- STORED RECORDS
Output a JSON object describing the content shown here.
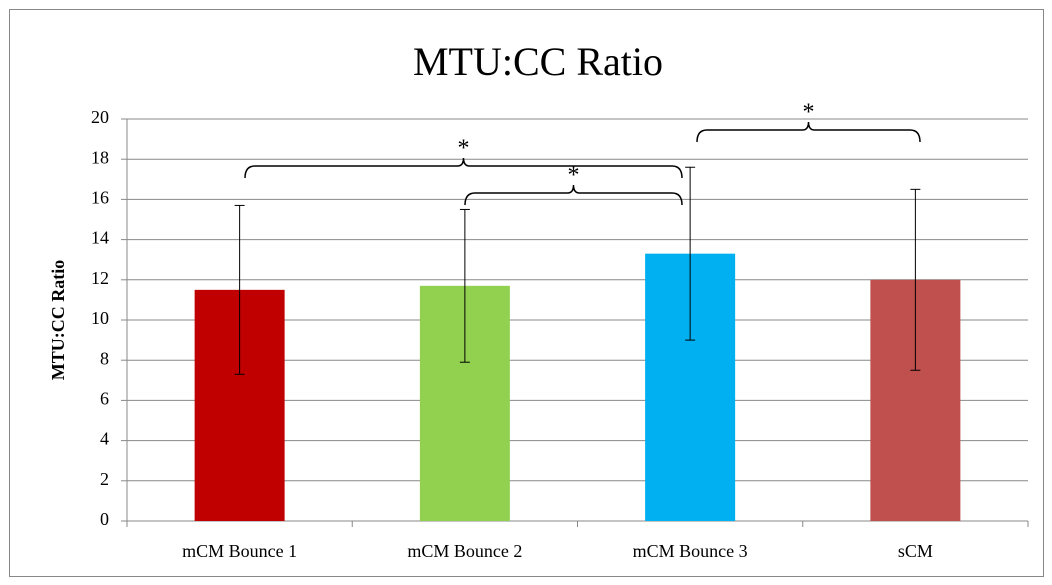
{
  "chart_data": {
    "type": "bar",
    "title": "MTU:CC Ratio",
    "y_label": "MTU:CC Ratio",
    "categories": [
      "mCM Bounce 1",
      "mCM Bounce 2",
      "mCM Bounce 3",
      "sCM"
    ],
    "values": [
      11.5,
      11.7,
      13.3,
      12.0
    ],
    "errors": [
      4.2,
      3.8,
      4.3,
      4.5
    ],
    "colors": [
      "#c00000",
      "#92d050",
      "#00b0f0",
      "#c0504d"
    ],
    "ylim": [
      0,
      20
    ],
    "yticks": [
      0,
      2,
      4,
      6,
      8,
      10,
      12,
      14,
      16,
      18,
      20
    ],
    "grid": true,
    "annotations": [
      "*",
      "*",
      "*"
    ]
  }
}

- OBJECTIVE
Exactly reproduce each record, leaving out any pictures.

- WRITTEN RESPONSE
Output a JSON object describing the content shown here.
{
  "chart_data": {
    "type": "bar",
    "title": "MTU:CC Ratio",
    "y_label": "MTU:CC Ratio",
    "categories": [
      "mCM Bounce 1",
      "mCM Bounce 2",
      "mCM Bounce 3",
      "sCM"
    ],
    "values": [
      11.5,
      11.7,
      13.3,
      12.0
    ],
    "errors": [
      4.2,
      3.8,
      4.3,
      4.5
    ],
    "colors": [
      "#c00000",
      "#92d050",
      "#00b0f0",
      "#c0504d"
    ],
    "ylim": [
      0,
      20
    ],
    "yticks": [
      0,
      2,
      4,
      6,
      8,
      10,
      12,
      14,
      16,
      18,
      20
    ],
    "grid": true,
    "annotations": [
      "*",
      "*",
      "*"
    ]
  }
}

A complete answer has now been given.